# [INSTRUCTION]
List each line in which the string "name" appears.

# [DATASET ENTRIES]

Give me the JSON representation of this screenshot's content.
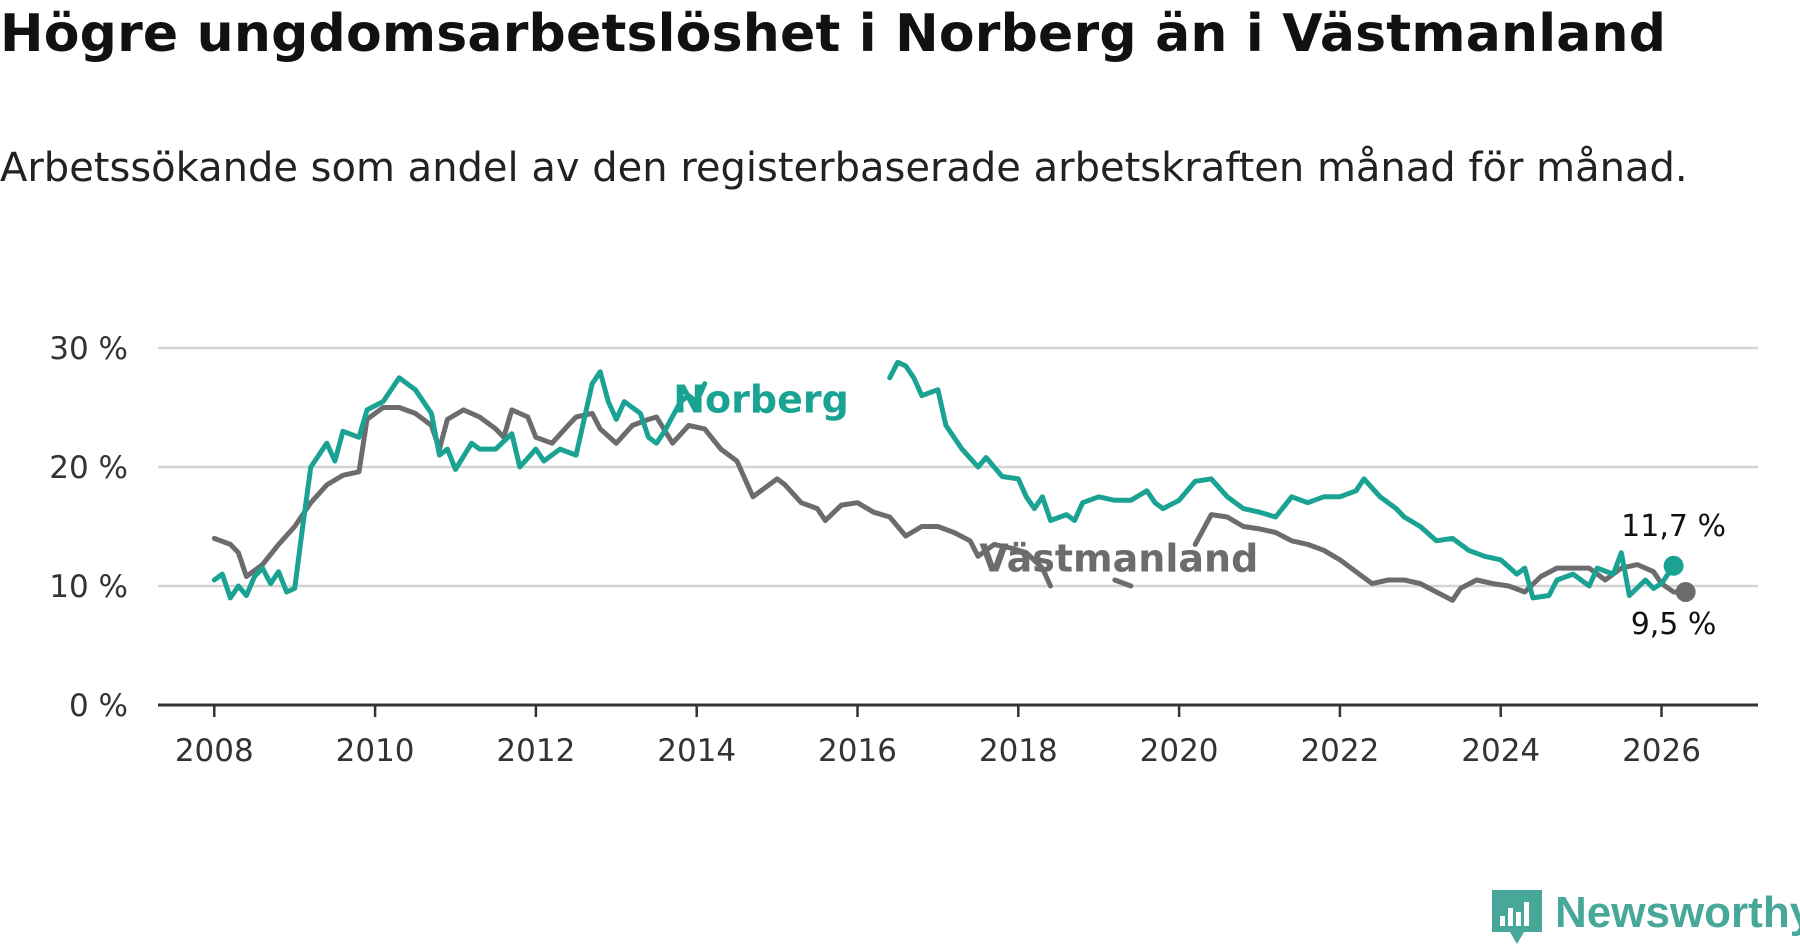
{
  "title": "Högre ungdomsarbetslöshet i Norberg än i Västmanland",
  "subtitle": "Arbetssökande som andel av den registerbaserade arbetskraften månad för månad.",
  "brand": {
    "name": "Newsworthy",
    "icon": "newsworthy-logo-icon",
    "color": "#47a89a"
  },
  "chart_data": {
    "type": "line",
    "title": "Högre ungdomsarbetslöshet i Norberg än i Västmanland",
    "xlabel": "",
    "ylabel": "",
    "ylim": [
      0,
      30
    ],
    "xlim": [
      2007.3,
      2027.2
    ],
    "grid": true,
    "y_ticks": [
      0,
      10,
      20,
      30
    ],
    "y_tick_labels": [
      "0 %",
      "10 %",
      "20 %",
      "30 %"
    ],
    "x_ticks": [
      2008,
      2010,
      2012,
      2014,
      2016,
      2018,
      2020,
      2022,
      2024,
      2026
    ],
    "x_tick_labels": [
      "2008",
      "2010",
      "2012",
      "2014",
      "2016",
      "2018",
      "2020",
      "2022",
      "2024",
      "2026"
    ],
    "series": [
      {
        "name": "Västmanland",
        "color": "#6d6b6e",
        "label_text": "Västmanland",
        "end_label": "9,5 %",
        "points": [
          [
            2008.0,
            14.0
          ],
          [
            2008.2,
            13.5
          ],
          [
            2008.3,
            12.8
          ],
          [
            2008.4,
            10.8
          ],
          [
            2008.6,
            11.8
          ],
          [
            2008.8,
            13.5
          ],
          [
            2009.0,
            15.0
          ],
          [
            2009.2,
            17.0
          ],
          [
            2009.4,
            18.5
          ],
          [
            2009.6,
            19.3
          ],
          [
            2009.8,
            19.6
          ],
          [
            2009.9,
            24.0
          ],
          [
            2010.1,
            25.0
          ],
          [
            2010.3,
            25.0
          ],
          [
            2010.5,
            24.5
          ],
          [
            2010.7,
            23.5
          ],
          [
            2010.8,
            21.5
          ],
          [
            2010.9,
            24.0
          ],
          [
            2011.1,
            24.8
          ],
          [
            2011.3,
            24.2
          ],
          [
            2011.5,
            23.2
          ],
          [
            2011.6,
            22.5
          ],
          [
            2011.7,
            24.8
          ],
          [
            2011.9,
            24.2
          ],
          [
            2012.0,
            22.5
          ],
          [
            2012.2,
            22.0
          ],
          [
            2012.4,
            23.5
          ],
          [
            2012.5,
            24.2
          ],
          [
            2012.7,
            24.5
          ],
          [
            2012.8,
            23.2
          ],
          [
            2013.0,
            22.0
          ],
          [
            2013.2,
            23.5
          ],
          [
            2013.4,
            24.0
          ],
          [
            2013.5,
            24.2
          ],
          [
            2013.7,
            22.0
          ],
          [
            2013.9,
            23.5
          ],
          [
            2014.1,
            23.2
          ],
          [
            2014.3,
            21.5
          ],
          [
            2014.5,
            20.5
          ],
          [
            2014.6,
            19.0
          ],
          [
            2014.7,
            17.5
          ],
          [
            2014.8,
            18.0
          ],
          [
            2015.0,
            19.0
          ],
          [
            2015.1,
            18.5
          ],
          [
            2015.3,
            17.0
          ],
          [
            2015.5,
            16.5
          ],
          [
            2015.6,
            15.5
          ],
          [
            2015.8,
            16.8
          ],
          [
            2016.0,
            17.0
          ],
          [
            2016.2,
            16.2
          ],
          [
            2016.4,
            15.8
          ],
          [
            2016.6,
            14.2
          ],
          [
            2016.8,
            15.0
          ],
          [
            2017.0,
            15.0
          ],
          [
            2017.2,
            14.5
          ],
          [
            2017.4,
            13.8
          ],
          [
            2017.5,
            12.5
          ],
          [
            2017.7,
            13.5
          ],
          [
            2017.9,
            13.2
          ],
          [
            2018.1,
            12.8
          ],
          [
            2018.3,
            11.5
          ],
          [
            2018.4,
            10.0
          ],
          [
            2018.6,
            11.2
          ],
          [
            2018.8,
            11.8
          ],
          [
            2019.0,
            11.0
          ],
          [
            2019.2,
            10.5
          ],
          [
            2019.4,
            10.0
          ],
          [
            2019.6,
            10.8
          ],
          [
            2019.8,
            11.5
          ],
          [
            2020.0,
            12.5
          ],
          [
            2020.2,
            13.5
          ],
          [
            2020.4,
            16.0
          ],
          [
            2020.6,
            15.8
          ],
          [
            2020.8,
            15.0
          ],
          [
            2021.0,
            14.8
          ],
          [
            2021.2,
            14.5
          ],
          [
            2021.4,
            13.8
          ],
          [
            2021.6,
            13.5
          ],
          [
            2021.8,
            13.0
          ],
          [
            2022.0,
            12.2
          ],
          [
            2022.2,
            11.2
          ],
          [
            2022.4,
            10.2
          ],
          [
            2022.6,
            10.5
          ],
          [
            2022.8,
            10.5
          ],
          [
            2023.0,
            10.2
          ],
          [
            2023.2,
            9.5
          ],
          [
            2023.4,
            8.8
          ],
          [
            2023.5,
            9.8
          ],
          [
            2023.7,
            10.5
          ],
          [
            2023.9,
            10.2
          ],
          [
            2024.1,
            10.0
          ],
          [
            2024.3,
            9.5
          ],
          [
            2024.5,
            10.8
          ],
          [
            2024.7,
            11.5
          ],
          [
            2024.9,
            11.5
          ],
          [
            2025.1,
            11.5
          ],
          [
            2025.3,
            10.5
          ],
          [
            2025.5,
            11.5
          ],
          [
            2025.7,
            11.8
          ],
          [
            2025.9,
            11.2
          ],
          [
            2026.0,
            10.2
          ],
          [
            2026.15,
            9.5
          ],
          [
            2026.3,
            9.5
          ]
        ],
        "gaps": [
          [
            2018.55,
            2019.05
          ],
          [
            2019.55,
            2020.15
          ]
        ]
      },
      {
        "name": "Norberg",
        "color": "#1aa393",
        "label_text": "Norberg",
        "end_label": "11,7 %",
        "points": [
          [
            2008.0,
            10.5
          ],
          [
            2008.1,
            11.0
          ],
          [
            2008.2,
            9.0
          ],
          [
            2008.3,
            10.0
          ],
          [
            2008.4,
            9.2
          ],
          [
            2008.5,
            10.8
          ],
          [
            2008.6,
            11.5
          ],
          [
            2008.7,
            10.2
          ],
          [
            2008.8,
            11.2
          ],
          [
            2008.9,
            9.5
          ],
          [
            2009.0,
            9.8
          ],
          [
            2009.1,
            15.0
          ],
          [
            2009.2,
            20.0
          ],
          [
            2009.4,
            22.0
          ],
          [
            2009.5,
            20.5
          ],
          [
            2009.6,
            23.0
          ],
          [
            2009.8,
            22.5
          ],
          [
            2009.9,
            24.8
          ],
          [
            2010.1,
            25.5
          ],
          [
            2010.3,
            27.5
          ],
          [
            2010.4,
            27.0
          ],
          [
            2010.5,
            26.5
          ],
          [
            2010.7,
            24.5
          ],
          [
            2010.8,
            21.0
          ],
          [
            2010.9,
            21.5
          ],
          [
            2011.0,
            19.8
          ],
          [
            2011.2,
            22.0
          ],
          [
            2011.3,
            21.5
          ],
          [
            2011.5,
            21.5
          ],
          [
            2011.7,
            22.8
          ],
          [
            2011.8,
            20.0
          ],
          [
            2012.0,
            21.5
          ],
          [
            2012.1,
            20.5
          ],
          [
            2012.3,
            21.5
          ],
          [
            2012.5,
            21.0
          ],
          [
            2012.7,
            27.0
          ],
          [
            2012.8,
            28.0
          ],
          [
            2012.9,
            25.5
          ],
          [
            2013.0,
            24.0
          ],
          [
            2013.1,
            25.5
          ],
          [
            2013.3,
            24.5
          ],
          [
            2013.4,
            22.5
          ],
          [
            2013.5,
            22.0
          ],
          [
            2013.6,
            23.0
          ],
          [
            2013.8,
            25.5
          ],
          [
            2013.9,
            26.0
          ],
          [
            2014.0,
            25.5
          ],
          [
            2014.1,
            27.0
          ],
          [
            2016.4,
            27.5
          ],
          [
            2016.5,
            28.8
          ],
          [
            2016.6,
            28.5
          ],
          [
            2016.7,
            27.5
          ],
          [
            2016.8,
            26.0
          ],
          [
            2017.0,
            26.5
          ],
          [
            2017.1,
            23.5
          ],
          [
            2017.3,
            21.5
          ],
          [
            2017.5,
            20.0
          ],
          [
            2017.6,
            20.8
          ],
          [
            2017.8,
            19.2
          ],
          [
            2018.0,
            19.0
          ],
          [
            2018.1,
            17.5
          ],
          [
            2018.2,
            16.5
          ],
          [
            2018.3,
            17.5
          ],
          [
            2018.4,
            15.5
          ],
          [
            2018.6,
            16.0
          ],
          [
            2018.7,
            15.5
          ],
          [
            2018.8,
            17.0
          ],
          [
            2019.0,
            17.5
          ],
          [
            2019.2,
            17.2
          ],
          [
            2019.4,
            17.2
          ],
          [
            2019.6,
            18.0
          ],
          [
            2019.7,
            17.0
          ],
          [
            2019.8,
            16.5
          ],
          [
            2020.0,
            17.2
          ],
          [
            2020.2,
            18.8
          ],
          [
            2020.4,
            19.0
          ],
          [
            2020.6,
            17.5
          ],
          [
            2020.8,
            16.5
          ],
          [
            2021.0,
            16.2
          ],
          [
            2021.2,
            15.8
          ],
          [
            2021.4,
            17.5
          ],
          [
            2021.6,
            17.0
          ],
          [
            2021.8,
            17.5
          ],
          [
            2022.0,
            17.5
          ],
          [
            2022.2,
            18.0
          ],
          [
            2022.3,
            19.0
          ],
          [
            2022.5,
            17.5
          ],
          [
            2022.7,
            16.5
          ],
          [
            2022.8,
            15.8
          ],
          [
            2023.0,
            15.0
          ],
          [
            2023.2,
            13.8
          ],
          [
            2023.4,
            14.0
          ],
          [
            2023.6,
            13.0
          ],
          [
            2023.8,
            12.5
          ],
          [
            2024.0,
            12.2
          ],
          [
            2024.2,
            11.0
          ],
          [
            2024.3,
            11.5
          ],
          [
            2024.4,
            9.0
          ],
          [
            2024.6,
            9.2
          ],
          [
            2024.7,
            10.5
          ],
          [
            2024.9,
            11.0
          ],
          [
            2025.1,
            10.0
          ],
          [
            2025.2,
            11.5
          ],
          [
            2025.4,
            11.0
          ],
          [
            2025.5,
            12.8
          ],
          [
            2025.6,
            9.2
          ],
          [
            2025.8,
            10.5
          ],
          [
            2025.9,
            9.8
          ],
          [
            2026.0,
            10.2
          ],
          [
            2026.15,
            11.7
          ]
        ],
        "gaps": [
          [
            2014.12,
            2016.35
          ]
        ]
      }
    ]
  }
}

# [FINAL RESULT]
    "name": "Newsworthy",
        "name": "Västmanland",
        "name": "Norberg",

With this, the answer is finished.